THE EXERCISE |
List all lines in the material below that contain "Deficit".

━━━━━ SOURCE MATERIAL

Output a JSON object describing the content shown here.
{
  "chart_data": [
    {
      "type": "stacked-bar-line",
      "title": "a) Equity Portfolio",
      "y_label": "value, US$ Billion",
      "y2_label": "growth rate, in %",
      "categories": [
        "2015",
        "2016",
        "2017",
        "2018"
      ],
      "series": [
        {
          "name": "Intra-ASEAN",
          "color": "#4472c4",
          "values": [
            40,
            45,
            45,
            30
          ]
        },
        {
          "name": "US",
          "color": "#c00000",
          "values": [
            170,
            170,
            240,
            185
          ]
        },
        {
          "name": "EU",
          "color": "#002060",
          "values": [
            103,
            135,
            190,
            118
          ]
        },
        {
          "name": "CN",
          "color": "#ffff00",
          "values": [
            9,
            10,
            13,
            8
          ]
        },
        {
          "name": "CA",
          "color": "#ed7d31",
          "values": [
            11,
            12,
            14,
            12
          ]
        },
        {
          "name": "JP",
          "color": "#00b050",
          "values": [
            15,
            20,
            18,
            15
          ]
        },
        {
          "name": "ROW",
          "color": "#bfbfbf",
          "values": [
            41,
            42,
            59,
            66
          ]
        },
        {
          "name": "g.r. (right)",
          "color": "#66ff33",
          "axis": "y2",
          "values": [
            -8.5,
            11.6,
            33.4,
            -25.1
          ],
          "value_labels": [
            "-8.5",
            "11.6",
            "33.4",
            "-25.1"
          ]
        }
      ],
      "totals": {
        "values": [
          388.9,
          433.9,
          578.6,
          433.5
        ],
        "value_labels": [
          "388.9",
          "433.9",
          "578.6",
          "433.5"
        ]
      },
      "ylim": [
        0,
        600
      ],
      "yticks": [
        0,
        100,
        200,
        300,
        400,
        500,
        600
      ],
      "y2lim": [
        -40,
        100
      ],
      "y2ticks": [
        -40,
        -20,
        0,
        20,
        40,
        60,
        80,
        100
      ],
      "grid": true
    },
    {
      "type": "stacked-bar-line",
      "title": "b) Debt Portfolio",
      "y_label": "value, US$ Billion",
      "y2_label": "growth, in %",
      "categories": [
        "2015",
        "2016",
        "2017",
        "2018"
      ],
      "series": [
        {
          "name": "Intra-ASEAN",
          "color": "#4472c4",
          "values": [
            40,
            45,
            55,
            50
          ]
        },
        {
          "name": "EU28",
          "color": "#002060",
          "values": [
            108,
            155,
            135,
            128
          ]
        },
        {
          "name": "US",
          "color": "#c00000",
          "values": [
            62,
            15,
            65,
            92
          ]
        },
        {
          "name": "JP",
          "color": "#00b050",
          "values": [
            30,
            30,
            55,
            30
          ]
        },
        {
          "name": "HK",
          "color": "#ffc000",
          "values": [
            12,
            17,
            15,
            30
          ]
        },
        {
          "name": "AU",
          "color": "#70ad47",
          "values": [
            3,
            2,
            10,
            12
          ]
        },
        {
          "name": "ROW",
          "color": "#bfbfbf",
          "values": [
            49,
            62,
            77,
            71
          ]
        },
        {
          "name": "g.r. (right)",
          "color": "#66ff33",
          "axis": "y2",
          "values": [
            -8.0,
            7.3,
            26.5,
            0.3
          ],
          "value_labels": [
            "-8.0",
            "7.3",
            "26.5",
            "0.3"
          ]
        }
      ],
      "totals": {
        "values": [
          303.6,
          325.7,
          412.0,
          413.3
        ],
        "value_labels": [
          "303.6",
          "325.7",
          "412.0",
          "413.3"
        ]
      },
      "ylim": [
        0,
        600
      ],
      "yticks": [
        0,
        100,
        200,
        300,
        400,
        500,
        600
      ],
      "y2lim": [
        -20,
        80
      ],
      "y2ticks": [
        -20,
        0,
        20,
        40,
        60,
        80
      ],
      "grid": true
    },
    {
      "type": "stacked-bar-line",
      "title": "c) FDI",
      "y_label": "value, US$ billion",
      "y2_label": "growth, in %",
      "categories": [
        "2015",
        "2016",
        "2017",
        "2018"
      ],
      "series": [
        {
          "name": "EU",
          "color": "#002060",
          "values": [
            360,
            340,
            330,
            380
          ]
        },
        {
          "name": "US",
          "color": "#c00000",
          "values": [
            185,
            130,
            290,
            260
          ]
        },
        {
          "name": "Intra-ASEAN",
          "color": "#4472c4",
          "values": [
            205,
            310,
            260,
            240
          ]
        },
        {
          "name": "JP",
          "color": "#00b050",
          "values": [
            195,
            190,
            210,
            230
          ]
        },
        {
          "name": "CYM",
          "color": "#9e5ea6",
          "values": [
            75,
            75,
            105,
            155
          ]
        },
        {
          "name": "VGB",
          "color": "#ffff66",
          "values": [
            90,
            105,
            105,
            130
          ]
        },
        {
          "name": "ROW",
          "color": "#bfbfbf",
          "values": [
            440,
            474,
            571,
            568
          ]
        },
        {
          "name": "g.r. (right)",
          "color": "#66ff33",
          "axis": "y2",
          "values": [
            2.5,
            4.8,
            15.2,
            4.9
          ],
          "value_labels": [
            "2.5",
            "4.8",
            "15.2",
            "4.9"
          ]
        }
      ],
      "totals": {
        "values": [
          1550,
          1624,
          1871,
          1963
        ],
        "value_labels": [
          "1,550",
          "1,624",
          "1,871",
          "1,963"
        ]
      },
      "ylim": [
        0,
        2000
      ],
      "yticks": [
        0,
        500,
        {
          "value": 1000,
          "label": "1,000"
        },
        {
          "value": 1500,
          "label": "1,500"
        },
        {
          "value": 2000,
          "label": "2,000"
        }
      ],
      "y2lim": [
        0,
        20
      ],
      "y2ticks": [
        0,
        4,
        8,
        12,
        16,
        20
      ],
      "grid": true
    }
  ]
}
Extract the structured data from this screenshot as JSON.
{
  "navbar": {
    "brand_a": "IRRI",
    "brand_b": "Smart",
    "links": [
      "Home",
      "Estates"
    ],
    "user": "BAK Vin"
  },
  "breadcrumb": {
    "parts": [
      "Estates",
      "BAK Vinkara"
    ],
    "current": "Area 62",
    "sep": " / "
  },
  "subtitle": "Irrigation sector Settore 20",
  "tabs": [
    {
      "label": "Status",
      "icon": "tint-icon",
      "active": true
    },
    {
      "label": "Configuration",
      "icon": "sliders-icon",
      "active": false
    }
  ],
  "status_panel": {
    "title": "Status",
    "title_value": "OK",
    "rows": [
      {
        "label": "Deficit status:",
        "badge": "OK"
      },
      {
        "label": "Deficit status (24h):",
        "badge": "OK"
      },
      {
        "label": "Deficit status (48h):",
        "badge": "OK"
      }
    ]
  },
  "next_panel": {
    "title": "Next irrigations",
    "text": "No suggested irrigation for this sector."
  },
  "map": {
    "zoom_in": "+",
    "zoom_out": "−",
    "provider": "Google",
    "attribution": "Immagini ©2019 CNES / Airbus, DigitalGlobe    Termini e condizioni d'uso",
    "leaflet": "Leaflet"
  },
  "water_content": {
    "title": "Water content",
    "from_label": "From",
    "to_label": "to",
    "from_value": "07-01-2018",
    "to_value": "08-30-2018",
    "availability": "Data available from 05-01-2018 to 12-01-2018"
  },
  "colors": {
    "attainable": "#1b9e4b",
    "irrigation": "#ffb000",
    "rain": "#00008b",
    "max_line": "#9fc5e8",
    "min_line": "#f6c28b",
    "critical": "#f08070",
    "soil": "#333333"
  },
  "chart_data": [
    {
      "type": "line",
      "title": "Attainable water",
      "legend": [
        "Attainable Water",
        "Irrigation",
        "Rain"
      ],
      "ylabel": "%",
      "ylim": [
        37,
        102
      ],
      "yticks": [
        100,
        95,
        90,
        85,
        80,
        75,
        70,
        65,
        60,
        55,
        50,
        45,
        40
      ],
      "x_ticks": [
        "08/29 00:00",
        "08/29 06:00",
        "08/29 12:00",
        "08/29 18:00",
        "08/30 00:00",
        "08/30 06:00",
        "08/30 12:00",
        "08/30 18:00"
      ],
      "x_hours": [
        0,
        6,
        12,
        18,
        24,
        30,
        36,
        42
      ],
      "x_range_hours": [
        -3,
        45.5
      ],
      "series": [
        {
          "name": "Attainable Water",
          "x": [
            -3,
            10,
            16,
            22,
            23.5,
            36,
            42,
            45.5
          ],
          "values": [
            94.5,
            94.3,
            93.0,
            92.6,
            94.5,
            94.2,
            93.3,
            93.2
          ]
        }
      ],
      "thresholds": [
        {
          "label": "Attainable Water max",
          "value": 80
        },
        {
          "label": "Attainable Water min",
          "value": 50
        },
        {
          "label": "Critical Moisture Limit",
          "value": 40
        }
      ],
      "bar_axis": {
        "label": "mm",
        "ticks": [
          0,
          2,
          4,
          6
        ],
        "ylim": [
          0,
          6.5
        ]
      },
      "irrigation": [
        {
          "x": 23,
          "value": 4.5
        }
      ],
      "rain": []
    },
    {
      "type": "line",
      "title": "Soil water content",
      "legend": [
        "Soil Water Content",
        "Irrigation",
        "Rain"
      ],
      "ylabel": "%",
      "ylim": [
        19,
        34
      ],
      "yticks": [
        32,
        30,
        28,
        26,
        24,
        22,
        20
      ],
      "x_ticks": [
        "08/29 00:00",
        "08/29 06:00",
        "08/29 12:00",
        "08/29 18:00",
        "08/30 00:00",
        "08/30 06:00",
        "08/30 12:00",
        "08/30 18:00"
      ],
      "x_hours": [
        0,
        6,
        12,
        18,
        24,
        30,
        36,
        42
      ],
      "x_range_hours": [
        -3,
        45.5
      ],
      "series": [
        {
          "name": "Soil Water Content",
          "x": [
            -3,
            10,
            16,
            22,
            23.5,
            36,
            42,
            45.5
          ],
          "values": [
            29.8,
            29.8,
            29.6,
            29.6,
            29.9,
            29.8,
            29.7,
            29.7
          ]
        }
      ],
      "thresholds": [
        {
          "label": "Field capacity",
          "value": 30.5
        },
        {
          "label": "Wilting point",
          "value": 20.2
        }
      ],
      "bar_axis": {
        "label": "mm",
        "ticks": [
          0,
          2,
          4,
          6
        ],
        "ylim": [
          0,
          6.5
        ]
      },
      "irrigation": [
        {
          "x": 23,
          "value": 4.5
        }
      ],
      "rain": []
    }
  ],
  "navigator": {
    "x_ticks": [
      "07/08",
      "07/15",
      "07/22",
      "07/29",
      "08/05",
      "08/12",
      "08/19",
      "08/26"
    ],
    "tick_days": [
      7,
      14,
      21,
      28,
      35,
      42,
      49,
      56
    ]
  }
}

━━━━━━━━━━

ANSWER TO THIS TASK |
        "label": "Deficit status:",
        "label": "Deficit status (24h):",
        "label": "Deficit status (48h):",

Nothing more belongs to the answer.